* _Problem statement_:
Find the word "color" in the listing; pull out each line holding it.

* _Supplied material_:
= = = =
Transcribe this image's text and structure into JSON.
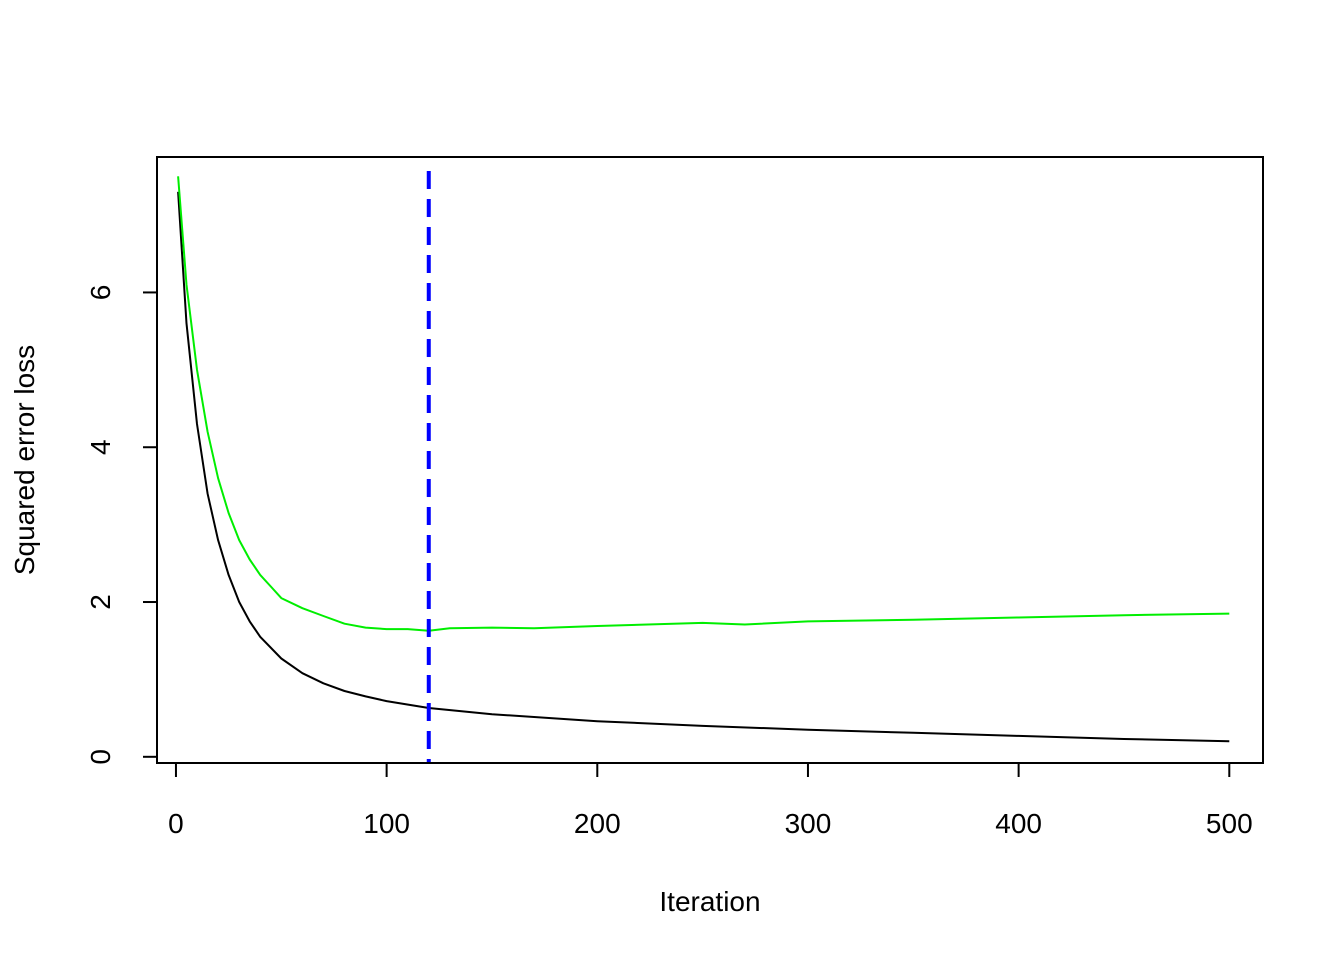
{
  "chart_data": {
    "type": "line",
    "title": "",
    "xlabel": "Iteration",
    "ylabel": "Squared error loss",
    "xlim": [
      -9,
      516
    ],
    "ylim": [
      -0.08,
      7.75
    ],
    "xticks": [
      0,
      100,
      200,
      300,
      400,
      500
    ],
    "yticks": [
      0,
      2,
      4,
      6
    ],
    "grid": false,
    "legend": "none",
    "series": [
      {
        "color": "#000000",
        "x": [
          1,
          5,
          10,
          15,
          20,
          25,
          30,
          35,
          40,
          50,
          60,
          70,
          80,
          90,
          100,
          120,
          150,
          200,
          250,
          300,
          350,
          400,
          450,
          500
        ],
        "y": [
          7.3,
          5.6,
          4.3,
          3.4,
          2.8,
          2.35,
          2.0,
          1.75,
          1.55,
          1.27,
          1.08,
          0.95,
          0.85,
          0.78,
          0.72,
          0.63,
          0.55,
          0.46,
          0.4,
          0.35,
          0.31,
          0.27,
          0.23,
          0.2
        ]
      },
      {
        "color": "#00ee00",
        "x": [
          1,
          5,
          10,
          15,
          20,
          25,
          30,
          35,
          40,
          45,
          50,
          60,
          70,
          80,
          90,
          100,
          110,
          120,
          130,
          150,
          170,
          200,
          250,
          270,
          300,
          350,
          400,
          450,
          500
        ],
        "y": [
          7.5,
          6.1,
          5.0,
          4.2,
          3.6,
          3.15,
          2.8,
          2.55,
          2.35,
          2.2,
          2.05,
          1.92,
          1.82,
          1.72,
          1.67,
          1.65,
          1.65,
          1.63,
          1.66,
          1.67,
          1.66,
          1.69,
          1.73,
          1.71,
          1.75,
          1.77,
          1.8,
          1.83,
          1.85
        ]
      }
    ],
    "vline": {
      "x": 120,
      "color": "#0000ff",
      "style": "dashed"
    }
  }
}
= = = =
* _Result_:
        "color": "#000000",
        "color": "#00ee00",
      "color": "#0000ff",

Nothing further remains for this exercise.